#### Listing:
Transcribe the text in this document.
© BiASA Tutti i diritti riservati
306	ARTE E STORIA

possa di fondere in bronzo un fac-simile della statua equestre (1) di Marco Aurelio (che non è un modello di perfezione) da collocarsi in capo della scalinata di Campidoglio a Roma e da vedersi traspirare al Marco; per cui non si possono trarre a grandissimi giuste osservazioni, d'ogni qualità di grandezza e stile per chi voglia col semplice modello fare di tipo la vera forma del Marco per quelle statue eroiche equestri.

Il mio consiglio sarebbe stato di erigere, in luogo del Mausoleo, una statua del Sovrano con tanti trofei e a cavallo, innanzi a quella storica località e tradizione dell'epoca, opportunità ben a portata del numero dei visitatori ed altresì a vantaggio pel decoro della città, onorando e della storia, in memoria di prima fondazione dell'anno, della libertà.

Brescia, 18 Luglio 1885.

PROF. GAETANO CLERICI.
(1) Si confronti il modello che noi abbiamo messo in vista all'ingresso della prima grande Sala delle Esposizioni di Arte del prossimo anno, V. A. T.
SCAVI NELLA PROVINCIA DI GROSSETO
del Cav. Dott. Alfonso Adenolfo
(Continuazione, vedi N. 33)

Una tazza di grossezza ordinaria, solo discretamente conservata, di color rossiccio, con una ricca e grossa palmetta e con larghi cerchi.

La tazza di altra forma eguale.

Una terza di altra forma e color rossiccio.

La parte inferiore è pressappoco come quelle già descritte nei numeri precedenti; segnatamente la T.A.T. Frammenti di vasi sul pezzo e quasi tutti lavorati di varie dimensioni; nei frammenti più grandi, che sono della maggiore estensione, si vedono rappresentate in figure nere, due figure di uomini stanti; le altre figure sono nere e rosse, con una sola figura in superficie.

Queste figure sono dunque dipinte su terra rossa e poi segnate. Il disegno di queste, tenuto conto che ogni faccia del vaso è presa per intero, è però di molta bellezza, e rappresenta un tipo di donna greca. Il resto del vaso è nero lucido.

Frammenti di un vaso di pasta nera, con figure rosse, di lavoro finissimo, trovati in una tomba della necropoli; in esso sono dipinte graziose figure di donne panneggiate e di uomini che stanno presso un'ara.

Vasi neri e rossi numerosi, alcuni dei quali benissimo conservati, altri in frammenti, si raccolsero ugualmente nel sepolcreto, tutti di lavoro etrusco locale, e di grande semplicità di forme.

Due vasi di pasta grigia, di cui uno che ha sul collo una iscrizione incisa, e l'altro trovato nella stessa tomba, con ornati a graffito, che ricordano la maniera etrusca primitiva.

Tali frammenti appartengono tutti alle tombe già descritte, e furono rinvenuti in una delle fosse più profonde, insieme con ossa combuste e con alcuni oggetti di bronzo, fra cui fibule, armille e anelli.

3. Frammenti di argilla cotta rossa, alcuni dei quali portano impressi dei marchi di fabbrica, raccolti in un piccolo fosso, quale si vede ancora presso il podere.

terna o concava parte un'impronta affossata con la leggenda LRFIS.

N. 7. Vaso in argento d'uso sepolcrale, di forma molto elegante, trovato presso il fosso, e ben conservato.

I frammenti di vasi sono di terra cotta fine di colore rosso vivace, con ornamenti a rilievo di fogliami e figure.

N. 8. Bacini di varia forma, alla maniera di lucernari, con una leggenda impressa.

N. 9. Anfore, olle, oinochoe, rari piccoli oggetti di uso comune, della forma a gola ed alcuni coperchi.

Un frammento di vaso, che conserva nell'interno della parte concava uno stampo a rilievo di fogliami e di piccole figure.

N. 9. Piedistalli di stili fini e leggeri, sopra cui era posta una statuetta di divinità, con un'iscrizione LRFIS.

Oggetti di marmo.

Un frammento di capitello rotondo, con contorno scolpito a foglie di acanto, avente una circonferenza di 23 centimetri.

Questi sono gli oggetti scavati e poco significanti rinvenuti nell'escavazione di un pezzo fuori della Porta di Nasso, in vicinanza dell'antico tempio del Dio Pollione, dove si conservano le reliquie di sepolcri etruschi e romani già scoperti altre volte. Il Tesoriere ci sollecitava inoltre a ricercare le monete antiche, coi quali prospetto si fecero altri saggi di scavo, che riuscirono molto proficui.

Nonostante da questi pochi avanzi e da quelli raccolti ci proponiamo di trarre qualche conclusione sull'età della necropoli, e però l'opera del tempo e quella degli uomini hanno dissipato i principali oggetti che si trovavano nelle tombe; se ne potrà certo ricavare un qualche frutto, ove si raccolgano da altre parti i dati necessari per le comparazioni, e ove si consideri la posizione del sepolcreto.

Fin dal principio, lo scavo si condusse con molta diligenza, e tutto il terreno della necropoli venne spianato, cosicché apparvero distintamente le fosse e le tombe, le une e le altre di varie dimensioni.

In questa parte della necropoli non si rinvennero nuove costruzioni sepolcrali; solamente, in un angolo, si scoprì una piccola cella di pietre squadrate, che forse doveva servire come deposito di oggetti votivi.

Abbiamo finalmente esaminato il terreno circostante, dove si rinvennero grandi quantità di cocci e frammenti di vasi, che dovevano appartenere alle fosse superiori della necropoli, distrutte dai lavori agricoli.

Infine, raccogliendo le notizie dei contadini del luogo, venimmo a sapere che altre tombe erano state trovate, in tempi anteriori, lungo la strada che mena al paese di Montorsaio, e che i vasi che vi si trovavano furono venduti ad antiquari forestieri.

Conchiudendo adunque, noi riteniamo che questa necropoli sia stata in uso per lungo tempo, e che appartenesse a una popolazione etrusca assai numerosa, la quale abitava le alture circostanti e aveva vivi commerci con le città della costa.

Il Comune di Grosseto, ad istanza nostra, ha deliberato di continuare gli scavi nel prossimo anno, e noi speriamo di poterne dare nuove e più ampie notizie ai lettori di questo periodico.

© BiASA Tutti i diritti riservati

#### Aim of the exercise:
Pull out each record as written and restate it exactly.

#### Reply:
Transcribe the text in this document.
© BiASA Tutti i diritti riservati
306	ARTE E STORIA

possa di fondere in bronzo un fac-simile della statua equestre (1) di Marco Aurelio (che non è un modello di perfezione) da collocarsi in capo della scalinata di Campidoglio a Roma e da vedersi traspirare al Marco; per cui non si possono trarre a grandissimi giuste osservazioni, d'ogni qualità di grandezza e stile per chi voglia col semplice modello fare di tipo la vera forma del Marco per quelle statue eroiche equestri.

Il mio consiglio sarebbe stato di erigere, in luogo del Mausoleo, una statua del Sovrano con tanti trofei e a cavallo, innanzi a quella storica località e tradizione dell'epoca, opportunità ben a portata del numero dei visitatori ed altresì a vantaggio pel decoro della città, onorando e della storia, in memoria di prima fondazione dell'anno, della libertà.

Brescia, 18 Luglio 1885.

PROF. GAETANO CLERICI.
(1) Si confronti il modello che noi abbiamo messo in vista all'ingresso della prima grande Sala delle Esposizioni di Arte del prossimo anno, V. A. T.
SCAVI NELLA PROVINCIA DI GROSSETO
del Cav. Dott. Alfonso Adenolfo
(Continuazione, vedi N. 33)

Una tazza di grossezza ordinaria, solo discretamente conservata, di color rossiccio, con una ricca e grossa palmetta e con larghi cerchi.

La tazza di altra forma eguale.

Una terza di altra forma e color rossiccio.

La parte inferiore è pressappoco come quelle già descritte nei numeri precedenti; segnatamente la T.A.T. Frammenti di vasi sul pezzo e quasi tutti lavorati di varie dimensioni; nei frammenti più grandi, che sono della maggiore estensione, si vedono rappresentate in figure nere, due figure di uomini stanti; le altre figure sono nere e rosse, con una sola figura in superficie.

Queste figure sono dunque dipinte su terra rossa e poi segnate. Il disegno di queste, tenuto conto che ogni faccia del vaso è presa per intero, è però di molta bellezza, e rappresenta un tipo di donna greca. Il resto del vaso è nero lucido.

Frammenti di un vaso di pasta nera, con figure rosse, di lavoro finissimo, trovati in una tomba della necropoli; in esso sono dipinte graziose figure di donne panneggiate e di uomini che stanno presso un'ara.

Vasi neri e rossi numerosi, alcuni dei quali benissimo conservati, altri in frammenti, si raccolsero ugualmente nel sepolcreto, tutti di lavoro etrusco locale, e di grande semplicità di forme.

Due vasi di pasta grigia, di cui uno che ha sul collo una iscrizione incisa, e l'altro trovato nella stessa tomba, con ornati a graffito, che ricordano la maniera etrusca primitiva.

Tali frammenti appartengono tutti alle tombe già descritte, e furono rinvenuti in una delle fosse più profonde, insieme con ossa combuste e con alcuni oggetti di bronzo, fra cui fibule, armille e anelli.

3. Frammenti di argilla cotta rossa, alcuni dei quali portano impressi dei marchi di fabbrica, raccolti in un piccolo fosso, quale si vede ancora presso il podere.

terna o concava parte un'impronta affossata con la leggenda LRFIS.

N. 7. Vaso in argento d'uso sepolcrale, di forma molto elegante, trovato presso il fosso, e ben conservato.

I frammenti di vasi sono di terra cotta fine di colore rosso vivace, con ornamenti a rilievo di fogliami e figure.

N. 8. Bacini di varia forma, alla maniera di lucernari, con una leggenda impressa.

N. 9. Anfore, olle, oinochoe, rari piccoli oggetti di uso comune, della forma a gola ed alcuni coperchi.

Un frammento di vaso, che conserva nell'interno della parte concava uno stampo a rilievo di fogliami e di piccole figure.

N. 9. Piedistalli di stili fini e leggeri, sopra cui era posta una statuetta di divinità, con un'iscrizione LRFIS.

Oggetti di marmo.

Un frammento di capitello rotondo, con contorno scolpito a foglie di acanto, avente una circonferenza di 23 centimetri.

Questi sono gli oggetti scavati e poco significanti rinvenuti nell'escavazione di un pezzo fuori della Porta di Nasso, in vicinanza dell'antico tempio del Dio Pollione, dove si conservano le reliquie di sepolcri etruschi e romani già scoperti altre volte. Il Tesoriere ci sollecitava inoltre a ricercare le monete antiche, coi quali prospetto si fecero altri saggi di scavo, che riuscirono molto proficui.

Nonostante da questi pochi avanzi e da quelli raccolti ci proponiamo di trarre qualche conclusione sull'età della necropoli, e però l'opera del tempo e quella degli uomini hanno dissipato i principali oggetti che si trovavano nelle tombe; se ne potrà certo ricavare un qualche frutto, ove si raccolgano da altre parti i dati necessari per le comparazioni, e ove si consideri la posizione del sepolcreto.

Fin dal principio, lo scavo si condusse con molta diligenza, e tutto il terreno della necropoli venne spianato, cosicché apparvero distintamente le fosse e le tombe, le une e le altre di varie dimensioni.

In questa parte della necropoli non si rinvennero nuove costruzioni sepolcrali; solamente, in un angolo, si scoprì una piccola cella di pietre squadrate, che forse doveva servire come deposito di oggetti votivi.

Abbiamo finalmente esaminato il terreno circostante, dove si rinvennero grandi quantità di cocci e frammenti di vasi, che dovevano appartenere alle fosse superiori della necropoli, distrutte dai lavori agricoli.

Infine, raccogliendo le notizie dei contadini del luogo, venimmo a sapere che altre tombe erano state trovate, in tempi anteriori, lungo la strada che mena al paese di Montorsaio, e che i vasi che vi si trovavano furono venduti ad antiquari forestieri.

Conchiudendo adunque, noi riteniamo che questa necropoli sia stata in uso per lungo tempo, e che appartenesse a una popolazione etrusca assai numerosa, la quale abitava le alture circostanti e aveva vivi commerci con le città della costa.

Il Comune di Grosseto, ad istanza nostra, ha deliberato di continuare gli scavi nel prossimo anno, e noi speriamo di poterne dare nuove e più ampie notizie ai lettori di questo periodico.

© BiASA Tutti i diritti riservati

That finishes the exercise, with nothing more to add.